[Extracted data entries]
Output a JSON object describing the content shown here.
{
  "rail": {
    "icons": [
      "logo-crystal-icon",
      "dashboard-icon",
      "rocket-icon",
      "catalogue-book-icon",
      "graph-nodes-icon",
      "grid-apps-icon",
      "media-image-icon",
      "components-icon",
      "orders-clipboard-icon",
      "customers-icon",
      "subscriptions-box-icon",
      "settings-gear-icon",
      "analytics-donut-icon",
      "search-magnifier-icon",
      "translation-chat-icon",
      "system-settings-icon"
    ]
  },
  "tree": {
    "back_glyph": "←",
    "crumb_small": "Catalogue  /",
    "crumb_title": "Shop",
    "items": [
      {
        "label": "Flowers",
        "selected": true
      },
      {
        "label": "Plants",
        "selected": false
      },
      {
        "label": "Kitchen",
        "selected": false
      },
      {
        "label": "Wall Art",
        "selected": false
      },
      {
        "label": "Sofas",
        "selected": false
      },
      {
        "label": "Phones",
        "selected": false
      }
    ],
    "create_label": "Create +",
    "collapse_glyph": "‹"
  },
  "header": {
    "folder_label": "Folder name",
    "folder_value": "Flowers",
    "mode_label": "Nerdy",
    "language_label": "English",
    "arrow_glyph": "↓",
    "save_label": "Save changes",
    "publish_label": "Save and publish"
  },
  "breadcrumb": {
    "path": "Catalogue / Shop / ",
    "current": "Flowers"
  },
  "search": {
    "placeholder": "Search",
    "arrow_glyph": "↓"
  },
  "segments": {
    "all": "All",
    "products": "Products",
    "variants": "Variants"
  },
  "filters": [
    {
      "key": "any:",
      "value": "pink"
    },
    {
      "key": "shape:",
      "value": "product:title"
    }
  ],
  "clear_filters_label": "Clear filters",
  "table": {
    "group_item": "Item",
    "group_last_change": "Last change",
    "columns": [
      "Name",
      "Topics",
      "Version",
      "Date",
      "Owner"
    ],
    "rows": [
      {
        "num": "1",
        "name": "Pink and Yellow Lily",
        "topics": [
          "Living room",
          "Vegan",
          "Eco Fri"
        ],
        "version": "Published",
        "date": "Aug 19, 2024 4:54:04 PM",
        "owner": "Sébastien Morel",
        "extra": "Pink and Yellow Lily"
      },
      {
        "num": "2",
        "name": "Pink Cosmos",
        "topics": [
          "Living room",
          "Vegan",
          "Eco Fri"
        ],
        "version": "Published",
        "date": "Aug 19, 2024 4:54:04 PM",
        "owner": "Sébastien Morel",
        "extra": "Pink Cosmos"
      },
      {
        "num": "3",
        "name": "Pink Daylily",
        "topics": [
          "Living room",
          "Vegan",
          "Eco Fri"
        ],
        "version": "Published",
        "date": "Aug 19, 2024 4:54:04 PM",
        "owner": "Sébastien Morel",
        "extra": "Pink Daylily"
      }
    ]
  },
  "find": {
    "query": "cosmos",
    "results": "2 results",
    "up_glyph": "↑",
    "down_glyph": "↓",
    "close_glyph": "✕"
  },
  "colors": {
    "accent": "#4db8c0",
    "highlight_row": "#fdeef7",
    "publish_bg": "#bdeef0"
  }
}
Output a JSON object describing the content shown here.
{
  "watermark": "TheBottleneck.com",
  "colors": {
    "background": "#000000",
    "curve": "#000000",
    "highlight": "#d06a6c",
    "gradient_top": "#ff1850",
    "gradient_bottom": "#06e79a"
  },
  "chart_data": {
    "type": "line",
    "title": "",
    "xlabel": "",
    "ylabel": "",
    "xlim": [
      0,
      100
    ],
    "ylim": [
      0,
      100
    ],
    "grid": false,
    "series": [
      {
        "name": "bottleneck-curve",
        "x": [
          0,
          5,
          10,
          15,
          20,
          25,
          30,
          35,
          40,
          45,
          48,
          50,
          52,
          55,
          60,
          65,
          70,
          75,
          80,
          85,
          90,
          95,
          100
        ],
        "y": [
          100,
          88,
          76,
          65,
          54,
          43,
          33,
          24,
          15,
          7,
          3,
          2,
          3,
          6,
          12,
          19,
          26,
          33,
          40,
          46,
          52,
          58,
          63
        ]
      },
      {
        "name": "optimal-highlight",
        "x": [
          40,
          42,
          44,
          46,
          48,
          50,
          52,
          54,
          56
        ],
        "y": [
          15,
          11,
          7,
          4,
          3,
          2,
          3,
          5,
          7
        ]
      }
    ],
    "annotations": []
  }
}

TASK PROMPT: Where a line holds the string "Flowers", copy that line.

TASK ANSWER:
        "label": "Flowers",
    "folder_value": "Flowers",
    "current": "Flowers"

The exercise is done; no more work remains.